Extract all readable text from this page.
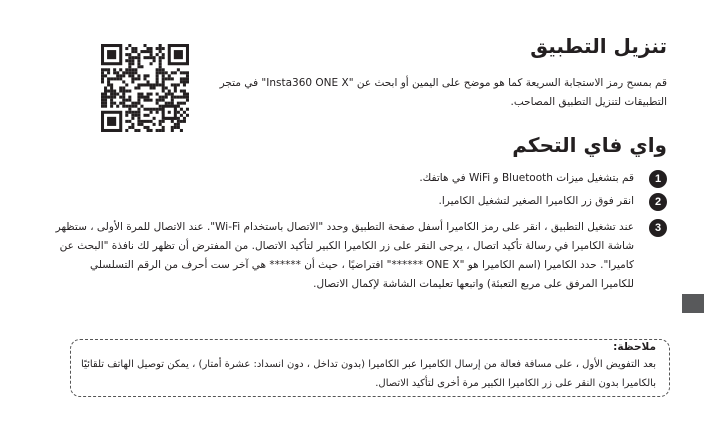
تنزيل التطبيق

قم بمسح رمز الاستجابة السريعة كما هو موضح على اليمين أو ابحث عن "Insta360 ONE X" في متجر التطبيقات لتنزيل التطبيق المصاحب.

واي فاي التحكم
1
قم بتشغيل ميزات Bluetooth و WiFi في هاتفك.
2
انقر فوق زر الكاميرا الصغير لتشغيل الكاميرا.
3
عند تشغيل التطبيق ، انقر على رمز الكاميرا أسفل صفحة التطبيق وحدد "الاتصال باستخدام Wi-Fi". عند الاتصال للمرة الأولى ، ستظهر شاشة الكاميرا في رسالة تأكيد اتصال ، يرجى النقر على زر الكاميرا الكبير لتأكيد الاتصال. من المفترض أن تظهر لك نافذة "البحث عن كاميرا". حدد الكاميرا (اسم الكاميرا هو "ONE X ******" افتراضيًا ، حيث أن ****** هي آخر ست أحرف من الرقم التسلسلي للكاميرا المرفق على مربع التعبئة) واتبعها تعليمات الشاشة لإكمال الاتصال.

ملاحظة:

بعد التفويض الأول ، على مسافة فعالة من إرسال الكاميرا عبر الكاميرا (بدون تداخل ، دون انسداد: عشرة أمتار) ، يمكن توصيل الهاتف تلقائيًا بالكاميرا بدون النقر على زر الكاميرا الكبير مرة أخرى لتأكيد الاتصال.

+--

Exercise prompt: Repeat the material above in full and exactly, apart from the pictures.

Answer to this task:
Extract all readable text from this page.
تنزيل التطبيق

قم بمسح رمز الاستجابة السريعة كما هو موضح على اليمين أو ابحث عن "Insta360 ONE X" في متجر التطبيقات لتنزيل التطبيق المصاحب.

واي فاي التحكم
1
قم بتشغيل ميزات Bluetooth و WiFi في هاتفك.
2
انقر فوق زر الكاميرا الصغير لتشغيل الكاميرا.
3
عند تشغيل التطبيق ، انقر على رمز الكاميرا أسفل صفحة التطبيق وحدد "الاتصال باستخدام Wi-Fi". عند الاتصال للمرة الأولى ، ستظهر شاشة الكاميرا في رسالة تأكيد اتصال ، يرجى النقر على زر الكاميرا الكبير لتأكيد الاتصال. من المفترض أن تظهر لك نافذة "البحث عن كاميرا". حدد الكاميرا (اسم الكاميرا هو "ONE X ******" افتراضيًا ، حيث أن ****** هي آخر ست أحرف من الرقم التسلسلي للكاميرا المرفق على مربع التعبئة) واتبعها تعليمات الشاشة لإكمال الاتصال.

ملاحظة:

بعد التفويض الأول ، على مسافة فعالة من إرسال الكاميرا عبر الكاميرا (بدون تداخل ، دون انسداد: عشرة أمتار) ، يمكن توصيل الهاتف تلقائيًا بالكاميرا بدون النقر على زر الكاميرا الكبير مرة أخرى لتأكيد الاتصال.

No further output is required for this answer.